:: DATASET ENTRIES

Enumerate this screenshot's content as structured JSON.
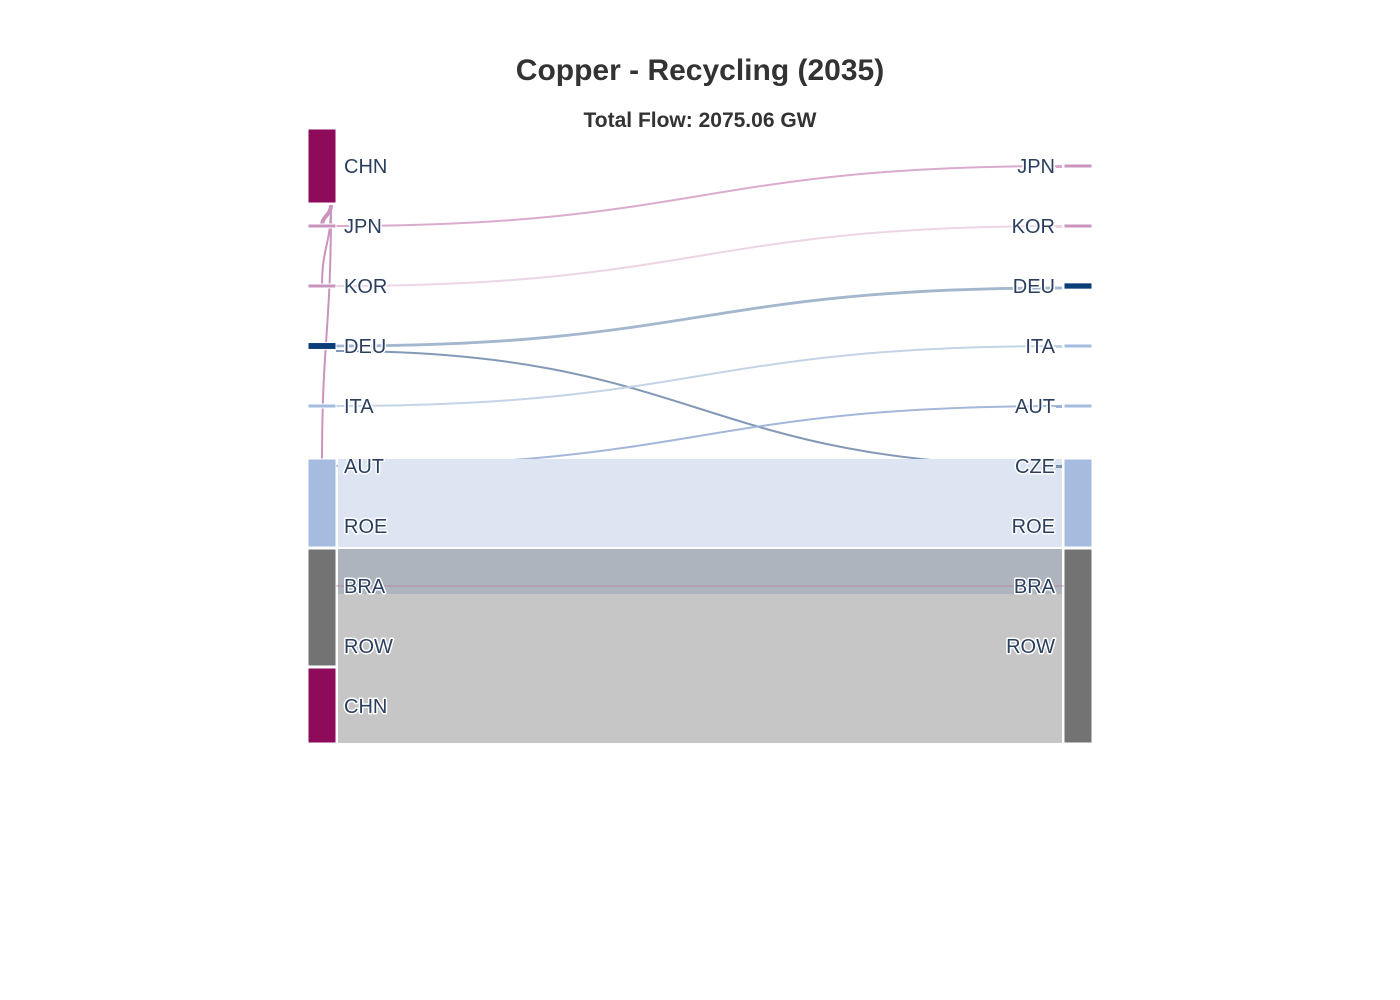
{
  "chart_data": {
    "type": "sankey",
    "title": "Copper - Recycling (2035)",
    "subtitle": "Total Flow: 2075.06 GW",
    "colors": {
      "CHN": "#8e0a5a",
      "ASIA_LIGHT": "#c994bd",
      "EU_DARK": "#0b3d78",
      "EU_LIGHT": "#a6bcdf",
      "ROW": "#737373",
      "BAND_ROE": "#dce5f1",
      "BAND_BRA": "#adb4bd",
      "BAND_ROW": "#c6c6c6"
    },
    "source_nodes": [
      {
        "id": "s_chn",
        "label": "CHN",
        "value": 420,
        "color": "#8e0a5a"
      },
      {
        "id": "s_jpn",
        "label": "JPN",
        "value": 2,
        "color": "#c994bd"
      },
      {
        "id": "s_kor",
        "label": "KOR",
        "value": 1,
        "color": "#c994bd"
      },
      {
        "id": "s_deu",
        "label": "DEU",
        "value": 23,
        "color": "#0b3d78"
      },
      {
        "id": "s_ita",
        "label": "ITA",
        "value": 1,
        "color": "#a6bcdf"
      },
      {
        "id": "s_aut",
        "label": "AUT",
        "value": 2,
        "color": "#a6bcdf"
      },
      {
        "id": "s_roe",
        "label": "ROE",
        "value": 506,
        "color": "#a6bcdf"
      },
      {
        "id": "s_bra",
        "label": "BRA",
        "value": 257,
        "color": "#737373"
      },
      {
        "id": "s_row",
        "label": "ROW",
        "value": 412,
        "color": "#737373"
      },
      {
        "id": "s_chn2",
        "label": "CHN",
        "value": 423,
        "color": "#8e0a5a"
      }
    ],
    "target_nodes": [
      {
        "id": "t_jpn",
        "label": "JPN",
        "value": 2,
        "color": "#c994bd"
      },
      {
        "id": "t_kor",
        "label": "KOR",
        "value": 1,
        "color": "#c994bd"
      },
      {
        "id": "t_deu",
        "label": "DEU",
        "value": 21,
        "color": "#0b3d78"
      },
      {
        "id": "t_ita",
        "label": "ITA",
        "value": 1,
        "color": "#a6bcdf"
      },
      {
        "id": "t_aut",
        "label": "AUT",
        "value": 2,
        "color": "#a6bcdf"
      },
      {
        "id": "t_cze",
        "label": "CZE",
        "value": 2,
        "color": "#a6bcdf"
      },
      {
        "id": "t_roe",
        "label": "ROE",
        "value": 506,
        "color": "#a6bcdf"
      },
      {
        "id": "t_bra",
        "label": "BRA",
        "value": 257,
        "color": "#737373"
      },
      {
        "id": "t_row",
        "label": "ROW",
        "value": 835,
        "color": "#737373"
      }
    ],
    "links": [
      {
        "source": "s_chn",
        "target": "s_jpn",
        "value": 2,
        "color": "#c994bd"
      },
      {
        "source": "s_chn",
        "target": "s_kor",
        "value": 1,
        "color": "#c994bd"
      },
      {
        "source": "s_chn",
        "target": "s_aut",
        "value": 1,
        "color": "#c994bd"
      },
      {
        "source": "s_jpn",
        "target": "t_jpn",
        "value": 2,
        "color": "#d9a6cc"
      },
      {
        "source": "s_kor",
        "target": "t_kor",
        "value": 1,
        "color": "#ecd3e4"
      },
      {
        "source": "s_deu",
        "target": "t_deu",
        "value": 21,
        "color": "#9fb3cc"
      },
      {
        "source": "s_deu",
        "target": "t_cze",
        "value": 2,
        "color": "#7c94b2"
      },
      {
        "source": "s_ita",
        "target": "t_ita",
        "value": 1,
        "color": "#c2d1e6"
      },
      {
        "source": "s_aut",
        "target": "t_aut",
        "value": 2,
        "color": "#9fb3d8"
      },
      {
        "source": "s_roe",
        "target": "t_roe",
        "value": 506,
        "color": "#dce5f1"
      },
      {
        "source": "s_bra",
        "target": "t_bra",
        "value": 257,
        "color": "#adb4bd"
      },
      {
        "source": "s_row",
        "target": "t_row",
        "value": 412,
        "color": "#c6c6c6"
      },
      {
        "source": "s_chn2",
        "target": "t_row",
        "value": 423,
        "color": "#c6c6c6"
      }
    ]
  }
}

::::

### WHAT YOU ARE ASKED TO DO
Would you mind returning each entry above word for word, skipping the images?

### SOLVED PROBLEM
Enumerate this screenshot's content as structured JSON.
{
  "chart_data": {
    "type": "sankey",
    "title": "Copper - Recycling (2035)",
    "subtitle": "Total Flow: 2075.06 GW",
    "colors": {
      "CHN": "#8e0a5a",
      "ASIA_LIGHT": "#c994bd",
      "EU_DARK": "#0b3d78",
      "EU_LIGHT": "#a6bcdf",
      "ROW": "#737373",
      "BAND_ROE": "#dce5f1",
      "BAND_BRA": "#adb4bd",
      "BAND_ROW": "#c6c6c6"
    },
    "source_nodes": [
      {
        "id": "s_chn",
        "label": "CHN",
        "value": 420,
        "color": "#8e0a5a"
      },
      {
        "id": "s_jpn",
        "label": "JPN",
        "value": 2,
        "color": "#c994bd"
      },
      {
        "id": "s_kor",
        "label": "KOR",
        "value": 1,
        "color": "#c994bd"
      },
      {
        "id": "s_deu",
        "label": "DEU",
        "value": 23,
        "color": "#0b3d78"
      },
      {
        "id": "s_ita",
        "label": "ITA",
        "value": 1,
        "color": "#a6bcdf"
      },
      {
        "id": "s_aut",
        "label": "AUT",
        "value": 2,
        "color": "#a6bcdf"
      },
      {
        "id": "s_roe",
        "label": "ROE",
        "value": 506,
        "color": "#a6bcdf"
      },
      {
        "id": "s_bra",
        "label": "BRA",
        "value": 257,
        "color": "#737373"
      },
      {
        "id": "s_row",
        "label": "ROW",
        "value": 412,
        "color": "#737373"
      },
      {
        "id": "s_chn2",
        "label": "CHN",
        "value": 423,
        "color": "#8e0a5a"
      }
    ],
    "target_nodes": [
      {
        "id": "t_jpn",
        "label": "JPN",
        "value": 2,
        "color": "#c994bd"
      },
      {
        "id": "t_kor",
        "label": "KOR",
        "value": 1,
        "color": "#c994bd"
      },
      {
        "id": "t_deu",
        "label": "DEU",
        "value": 21,
        "color": "#0b3d78"
      },
      {
        "id": "t_ita",
        "label": "ITA",
        "value": 1,
        "color": "#a6bcdf"
      },
      {
        "id": "t_aut",
        "label": "AUT",
        "value": 2,
        "color": "#a6bcdf"
      },
      {
        "id": "t_cze",
        "label": "CZE",
        "value": 2,
        "color": "#a6bcdf"
      },
      {
        "id": "t_roe",
        "label": "ROE",
        "value": 506,
        "color": "#a6bcdf"
      },
      {
        "id": "t_bra",
        "label": "BRA",
        "value": 257,
        "color": "#737373"
      },
      {
        "id": "t_row",
        "label": "ROW",
        "value": 835,
        "color": "#737373"
      }
    ],
    "links": [
      {
        "source": "s_chn",
        "target": "s_jpn",
        "value": 2,
        "color": "#c994bd"
      },
      {
        "source": "s_chn",
        "target": "s_kor",
        "value": 1,
        "color": "#c994bd"
      },
      {
        "source": "s_chn",
        "target": "s_aut",
        "value": 1,
        "color": "#c994bd"
      },
      {
        "source": "s_jpn",
        "target": "t_jpn",
        "value": 2,
        "color": "#d9a6cc"
      },
      {
        "source": "s_kor",
        "target": "t_kor",
        "value": 1,
        "color": "#ecd3e4"
      },
      {
        "source": "s_deu",
        "target": "t_deu",
        "value": 21,
        "color": "#9fb3cc"
      },
      {
        "source": "s_deu",
        "target": "t_cze",
        "value": 2,
        "color": "#7c94b2"
      },
      {
        "source": "s_ita",
        "target": "t_ita",
        "value": 1,
        "color": "#c2d1e6"
      },
      {
        "source": "s_aut",
        "target": "t_aut",
        "value": 2,
        "color": "#9fb3d8"
      },
      {
        "source": "s_roe",
        "target": "t_roe",
        "value": 506,
        "color": "#dce5f1"
      },
      {
        "source": "s_bra",
        "target": "t_bra",
        "value": 257,
        "color": "#adb4bd"
      },
      {
        "source": "s_row",
        "target": "t_row",
        "value": 412,
        "color": "#c6c6c6"
      },
      {
        "source": "s_chn2",
        "target": "t_row",
        "value": 423,
        "color": "#c6c6c6"
      }
    ]
  }
}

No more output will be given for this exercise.